====== Input for this task
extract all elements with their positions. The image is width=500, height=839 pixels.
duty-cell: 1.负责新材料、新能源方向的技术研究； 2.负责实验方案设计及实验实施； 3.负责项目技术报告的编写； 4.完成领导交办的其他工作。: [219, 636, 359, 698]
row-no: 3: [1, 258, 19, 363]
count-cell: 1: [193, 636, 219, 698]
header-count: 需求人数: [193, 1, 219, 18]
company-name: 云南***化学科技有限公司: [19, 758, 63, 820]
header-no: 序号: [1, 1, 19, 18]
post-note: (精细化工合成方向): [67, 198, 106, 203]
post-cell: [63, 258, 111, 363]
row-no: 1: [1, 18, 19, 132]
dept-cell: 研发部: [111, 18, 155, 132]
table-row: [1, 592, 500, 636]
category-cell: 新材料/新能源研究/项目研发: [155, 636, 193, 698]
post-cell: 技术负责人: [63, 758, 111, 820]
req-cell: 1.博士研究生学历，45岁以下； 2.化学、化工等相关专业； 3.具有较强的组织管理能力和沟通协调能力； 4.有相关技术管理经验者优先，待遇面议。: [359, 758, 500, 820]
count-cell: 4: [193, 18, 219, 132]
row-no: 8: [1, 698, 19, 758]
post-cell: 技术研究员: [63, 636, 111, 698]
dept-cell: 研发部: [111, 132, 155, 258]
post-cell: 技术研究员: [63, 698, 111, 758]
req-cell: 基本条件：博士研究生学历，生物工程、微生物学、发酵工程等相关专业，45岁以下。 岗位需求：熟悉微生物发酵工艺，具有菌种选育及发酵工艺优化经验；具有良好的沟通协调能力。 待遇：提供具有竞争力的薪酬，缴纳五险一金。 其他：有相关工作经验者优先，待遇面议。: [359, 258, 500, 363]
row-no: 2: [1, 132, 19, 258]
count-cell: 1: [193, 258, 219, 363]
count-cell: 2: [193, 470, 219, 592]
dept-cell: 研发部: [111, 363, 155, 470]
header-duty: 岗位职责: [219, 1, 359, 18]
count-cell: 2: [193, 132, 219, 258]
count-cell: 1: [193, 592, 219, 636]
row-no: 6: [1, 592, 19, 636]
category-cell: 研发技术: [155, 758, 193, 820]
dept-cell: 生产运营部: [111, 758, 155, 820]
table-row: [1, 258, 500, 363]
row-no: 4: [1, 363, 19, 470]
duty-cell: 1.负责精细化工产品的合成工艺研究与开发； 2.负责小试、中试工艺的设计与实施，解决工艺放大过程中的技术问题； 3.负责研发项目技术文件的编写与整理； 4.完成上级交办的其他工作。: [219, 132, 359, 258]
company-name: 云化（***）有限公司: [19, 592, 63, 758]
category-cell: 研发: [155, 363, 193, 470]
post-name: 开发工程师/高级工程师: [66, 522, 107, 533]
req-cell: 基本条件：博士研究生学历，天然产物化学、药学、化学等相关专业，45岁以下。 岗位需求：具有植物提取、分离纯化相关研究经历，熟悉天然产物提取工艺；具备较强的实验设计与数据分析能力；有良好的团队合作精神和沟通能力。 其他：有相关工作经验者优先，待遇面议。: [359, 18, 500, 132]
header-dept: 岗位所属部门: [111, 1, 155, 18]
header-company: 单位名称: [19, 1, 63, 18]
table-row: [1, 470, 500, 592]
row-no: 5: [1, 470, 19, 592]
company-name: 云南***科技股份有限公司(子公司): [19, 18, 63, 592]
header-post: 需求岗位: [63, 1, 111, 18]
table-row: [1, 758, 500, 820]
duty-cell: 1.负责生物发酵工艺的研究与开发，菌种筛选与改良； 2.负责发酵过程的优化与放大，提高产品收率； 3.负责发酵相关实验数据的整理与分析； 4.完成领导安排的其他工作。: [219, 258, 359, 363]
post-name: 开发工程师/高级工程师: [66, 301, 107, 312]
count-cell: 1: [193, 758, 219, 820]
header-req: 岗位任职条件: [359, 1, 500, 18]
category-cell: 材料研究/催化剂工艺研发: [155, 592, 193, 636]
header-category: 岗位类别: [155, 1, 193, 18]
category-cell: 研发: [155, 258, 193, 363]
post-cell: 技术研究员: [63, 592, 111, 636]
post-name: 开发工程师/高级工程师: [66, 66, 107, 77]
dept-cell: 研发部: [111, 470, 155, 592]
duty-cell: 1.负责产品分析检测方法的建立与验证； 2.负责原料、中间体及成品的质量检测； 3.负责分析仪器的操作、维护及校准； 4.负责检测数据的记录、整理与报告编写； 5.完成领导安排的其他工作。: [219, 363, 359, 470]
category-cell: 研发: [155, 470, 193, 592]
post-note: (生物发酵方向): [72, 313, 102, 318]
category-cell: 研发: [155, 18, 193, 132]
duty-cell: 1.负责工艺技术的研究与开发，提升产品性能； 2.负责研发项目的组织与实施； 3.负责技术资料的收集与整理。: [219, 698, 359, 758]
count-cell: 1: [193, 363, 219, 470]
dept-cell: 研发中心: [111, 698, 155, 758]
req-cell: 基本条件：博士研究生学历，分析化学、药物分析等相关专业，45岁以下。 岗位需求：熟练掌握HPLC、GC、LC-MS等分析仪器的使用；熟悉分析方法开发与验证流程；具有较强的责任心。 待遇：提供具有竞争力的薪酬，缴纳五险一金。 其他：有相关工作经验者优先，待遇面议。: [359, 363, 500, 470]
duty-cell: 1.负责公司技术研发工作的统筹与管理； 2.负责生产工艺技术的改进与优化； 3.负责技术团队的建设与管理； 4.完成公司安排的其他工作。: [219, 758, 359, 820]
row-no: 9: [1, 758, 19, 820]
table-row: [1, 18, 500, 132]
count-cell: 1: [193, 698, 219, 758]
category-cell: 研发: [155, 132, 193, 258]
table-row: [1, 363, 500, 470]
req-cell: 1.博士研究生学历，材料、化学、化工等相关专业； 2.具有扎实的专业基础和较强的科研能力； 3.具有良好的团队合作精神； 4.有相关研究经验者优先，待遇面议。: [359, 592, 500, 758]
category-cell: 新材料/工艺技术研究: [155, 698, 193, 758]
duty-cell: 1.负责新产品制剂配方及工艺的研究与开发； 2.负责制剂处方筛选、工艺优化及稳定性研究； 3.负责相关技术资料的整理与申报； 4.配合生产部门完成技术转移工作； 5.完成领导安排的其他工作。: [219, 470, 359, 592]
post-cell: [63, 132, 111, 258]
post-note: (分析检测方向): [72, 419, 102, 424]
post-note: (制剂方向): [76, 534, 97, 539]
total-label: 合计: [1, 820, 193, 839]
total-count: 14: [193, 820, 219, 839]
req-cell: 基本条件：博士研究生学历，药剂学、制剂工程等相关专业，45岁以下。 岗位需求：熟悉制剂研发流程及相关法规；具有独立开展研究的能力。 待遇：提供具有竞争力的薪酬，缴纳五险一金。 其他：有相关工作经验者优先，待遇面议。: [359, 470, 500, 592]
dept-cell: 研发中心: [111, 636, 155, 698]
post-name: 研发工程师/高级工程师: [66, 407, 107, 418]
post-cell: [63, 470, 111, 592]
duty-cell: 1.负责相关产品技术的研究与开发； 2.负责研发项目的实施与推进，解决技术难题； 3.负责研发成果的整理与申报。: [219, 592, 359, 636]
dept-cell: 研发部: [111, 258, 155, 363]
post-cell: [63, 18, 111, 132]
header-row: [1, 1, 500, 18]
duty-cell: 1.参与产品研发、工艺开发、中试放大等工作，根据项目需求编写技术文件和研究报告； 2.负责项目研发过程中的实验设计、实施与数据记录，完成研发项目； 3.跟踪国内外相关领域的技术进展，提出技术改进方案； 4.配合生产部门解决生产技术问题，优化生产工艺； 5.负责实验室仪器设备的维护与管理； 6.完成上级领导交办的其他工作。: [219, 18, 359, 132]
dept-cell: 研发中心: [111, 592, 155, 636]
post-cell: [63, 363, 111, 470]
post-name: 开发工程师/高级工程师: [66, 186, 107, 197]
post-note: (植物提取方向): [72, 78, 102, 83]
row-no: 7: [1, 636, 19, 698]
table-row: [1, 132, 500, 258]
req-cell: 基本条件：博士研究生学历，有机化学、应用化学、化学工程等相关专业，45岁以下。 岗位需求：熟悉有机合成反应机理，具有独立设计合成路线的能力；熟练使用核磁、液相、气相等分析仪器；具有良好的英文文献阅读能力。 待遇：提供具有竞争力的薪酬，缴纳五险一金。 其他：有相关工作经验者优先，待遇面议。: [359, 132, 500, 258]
============
Rewrite the stretch from the first line through the line containing "row-no: 1: [1, 18, 19, 132]", substituting "row-number" for "row-no" and leaving everything else unchanged; give only those lines.

In response:
extract all elements with their positions. The image is width=500, height=839 pixels.
duty-cell: 1.负责新材料、新能源方向的技术研究； 2.负责实验方案设计及实验实施； 3.负责项目技术报告的编写； 4.完成领导交办的其他工作。: [219, 636, 359, 698]
row-number: 3: [1, 258, 19, 363]
count-cell: 1: [193, 636, 219, 698]
header-count: 需求人数: [193, 1, 219, 18]
company-name: 云南***化学科技有限公司: [19, 758, 63, 820]
header-no: 序号: [1, 1, 19, 18]
post-note: (精细化工合成方向): [67, 198, 106, 203]
post-cell: [63, 258, 111, 363]
row-number: 1: [1, 18, 19, 132]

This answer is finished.